Excerpt from a dataset:
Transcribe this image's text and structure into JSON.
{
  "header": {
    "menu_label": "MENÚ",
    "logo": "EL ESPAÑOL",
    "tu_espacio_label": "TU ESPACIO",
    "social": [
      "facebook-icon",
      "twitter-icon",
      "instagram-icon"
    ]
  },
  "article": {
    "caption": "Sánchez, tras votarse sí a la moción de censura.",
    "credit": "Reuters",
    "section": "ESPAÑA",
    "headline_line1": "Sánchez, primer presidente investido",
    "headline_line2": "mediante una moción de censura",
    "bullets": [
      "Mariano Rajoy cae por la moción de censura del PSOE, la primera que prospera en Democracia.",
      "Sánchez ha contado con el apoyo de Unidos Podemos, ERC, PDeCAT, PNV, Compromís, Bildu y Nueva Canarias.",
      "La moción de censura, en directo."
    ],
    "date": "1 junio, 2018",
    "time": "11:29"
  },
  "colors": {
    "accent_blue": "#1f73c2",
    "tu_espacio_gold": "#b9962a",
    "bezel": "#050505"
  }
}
...
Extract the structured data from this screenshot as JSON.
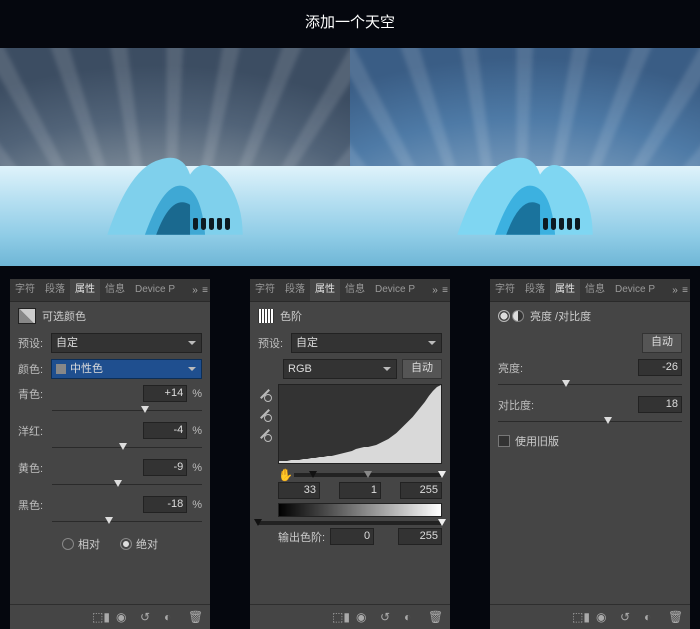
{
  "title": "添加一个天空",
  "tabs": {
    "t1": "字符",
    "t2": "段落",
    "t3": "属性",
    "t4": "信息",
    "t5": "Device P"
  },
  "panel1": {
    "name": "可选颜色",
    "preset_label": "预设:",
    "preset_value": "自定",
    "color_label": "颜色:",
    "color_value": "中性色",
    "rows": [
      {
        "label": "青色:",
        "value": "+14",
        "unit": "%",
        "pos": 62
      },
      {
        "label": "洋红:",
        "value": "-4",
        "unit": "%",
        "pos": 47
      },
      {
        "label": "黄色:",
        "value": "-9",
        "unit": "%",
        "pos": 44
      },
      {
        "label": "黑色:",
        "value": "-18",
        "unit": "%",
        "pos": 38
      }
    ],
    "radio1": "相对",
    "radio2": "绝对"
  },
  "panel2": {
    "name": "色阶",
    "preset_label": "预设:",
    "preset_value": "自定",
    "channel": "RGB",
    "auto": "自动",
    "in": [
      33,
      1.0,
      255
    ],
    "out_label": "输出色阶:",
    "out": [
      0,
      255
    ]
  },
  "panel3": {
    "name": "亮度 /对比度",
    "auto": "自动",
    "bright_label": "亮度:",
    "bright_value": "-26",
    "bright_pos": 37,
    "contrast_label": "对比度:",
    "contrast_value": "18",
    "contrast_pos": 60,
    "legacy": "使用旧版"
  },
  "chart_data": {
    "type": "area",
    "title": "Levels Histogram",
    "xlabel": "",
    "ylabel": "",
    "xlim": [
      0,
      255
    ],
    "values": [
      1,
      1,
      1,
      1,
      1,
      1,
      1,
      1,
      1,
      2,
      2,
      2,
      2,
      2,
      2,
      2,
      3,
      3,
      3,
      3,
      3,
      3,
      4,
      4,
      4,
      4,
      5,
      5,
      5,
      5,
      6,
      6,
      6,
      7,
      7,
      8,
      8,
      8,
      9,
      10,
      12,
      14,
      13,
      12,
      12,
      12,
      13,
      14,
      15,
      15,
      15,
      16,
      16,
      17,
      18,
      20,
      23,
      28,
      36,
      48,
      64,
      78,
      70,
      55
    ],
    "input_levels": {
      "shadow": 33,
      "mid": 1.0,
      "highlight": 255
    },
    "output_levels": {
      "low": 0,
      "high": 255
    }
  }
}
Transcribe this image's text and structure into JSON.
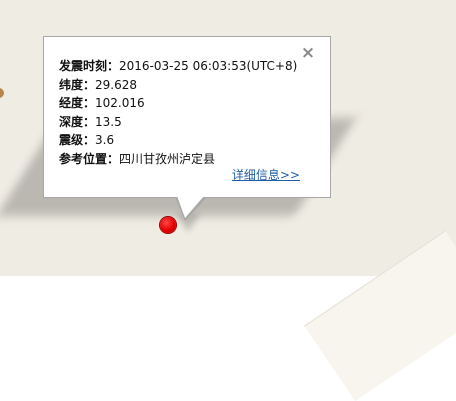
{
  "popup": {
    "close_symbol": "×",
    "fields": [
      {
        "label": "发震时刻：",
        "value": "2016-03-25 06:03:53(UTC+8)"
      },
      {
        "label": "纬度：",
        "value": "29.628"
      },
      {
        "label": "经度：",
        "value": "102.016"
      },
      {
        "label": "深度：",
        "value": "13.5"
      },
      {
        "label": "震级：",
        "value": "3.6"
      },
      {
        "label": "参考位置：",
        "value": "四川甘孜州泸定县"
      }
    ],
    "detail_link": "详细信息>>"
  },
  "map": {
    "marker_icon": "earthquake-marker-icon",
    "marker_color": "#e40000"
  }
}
--
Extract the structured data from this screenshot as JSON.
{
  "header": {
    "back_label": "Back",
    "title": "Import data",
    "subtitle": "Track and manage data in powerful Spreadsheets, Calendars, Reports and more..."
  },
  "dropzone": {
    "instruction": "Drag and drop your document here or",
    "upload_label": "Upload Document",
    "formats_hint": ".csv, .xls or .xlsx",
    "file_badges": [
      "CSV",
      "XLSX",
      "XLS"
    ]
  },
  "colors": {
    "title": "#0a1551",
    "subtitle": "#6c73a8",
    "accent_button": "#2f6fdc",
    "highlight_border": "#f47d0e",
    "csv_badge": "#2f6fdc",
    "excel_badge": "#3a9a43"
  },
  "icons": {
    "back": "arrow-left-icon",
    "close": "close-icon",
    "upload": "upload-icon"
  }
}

* _WHAT TO DO_
How many of the lines above include the string "moción"? Reply with the number by itself.

* _SOLUTION TO THE EXERCISE_
4